Reproduce the data that follows in its entirety, character for character.

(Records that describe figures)
* * * * * * *

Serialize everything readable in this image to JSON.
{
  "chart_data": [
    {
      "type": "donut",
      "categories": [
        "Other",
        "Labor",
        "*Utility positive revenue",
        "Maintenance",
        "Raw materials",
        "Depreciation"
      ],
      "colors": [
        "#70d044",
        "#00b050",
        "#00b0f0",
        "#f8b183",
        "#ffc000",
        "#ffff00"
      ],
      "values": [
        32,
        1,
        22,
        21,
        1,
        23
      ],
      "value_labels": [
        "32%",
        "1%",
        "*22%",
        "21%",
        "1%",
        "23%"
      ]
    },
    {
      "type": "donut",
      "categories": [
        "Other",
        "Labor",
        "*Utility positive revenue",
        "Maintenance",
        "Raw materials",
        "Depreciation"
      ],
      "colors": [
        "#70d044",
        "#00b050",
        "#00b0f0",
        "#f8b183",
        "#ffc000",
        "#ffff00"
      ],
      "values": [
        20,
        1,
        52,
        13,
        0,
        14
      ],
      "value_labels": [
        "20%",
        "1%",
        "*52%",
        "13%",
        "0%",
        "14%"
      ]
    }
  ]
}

* * * * * * *

--- Solved problem ---
Serialize everything readable in this image to JSON.
{
  "chart_data": [
    {
      "type": "donut",
      "categories": [
        "Other",
        "Labor",
        "*Utility positive revenue",
        "Maintenance",
        "Raw materials",
        "Depreciation"
      ],
      "colors": [
        "#70d044",
        "#00b050",
        "#00b0f0",
        "#f8b183",
        "#ffc000",
        "#ffff00"
      ],
      "values": [
        32,
        1,
        22,
        21,
        1,
        23
      ],
      "value_labels": [
        "32%",
        "1%",
        "*22%",
        "21%",
        "1%",
        "23%"
      ]
    },
    {
      "type": "donut",
      "categories": [
        "Other",
        "Labor",
        "*Utility positive revenue",
        "Maintenance",
        "Raw materials",
        "Depreciation"
      ],
      "colors": [
        "#70d044",
        "#00b050",
        "#00b0f0",
        "#f8b183",
        "#ffc000",
        "#ffff00"
      ],
      "values": [
        20,
        1,
        52,
        13,
        0,
        14
      ],
      "value_labels": [
        "20%",
        "1%",
        "*52%",
        "13%",
        "0%",
        "14%"
      ]
    }
  ]
}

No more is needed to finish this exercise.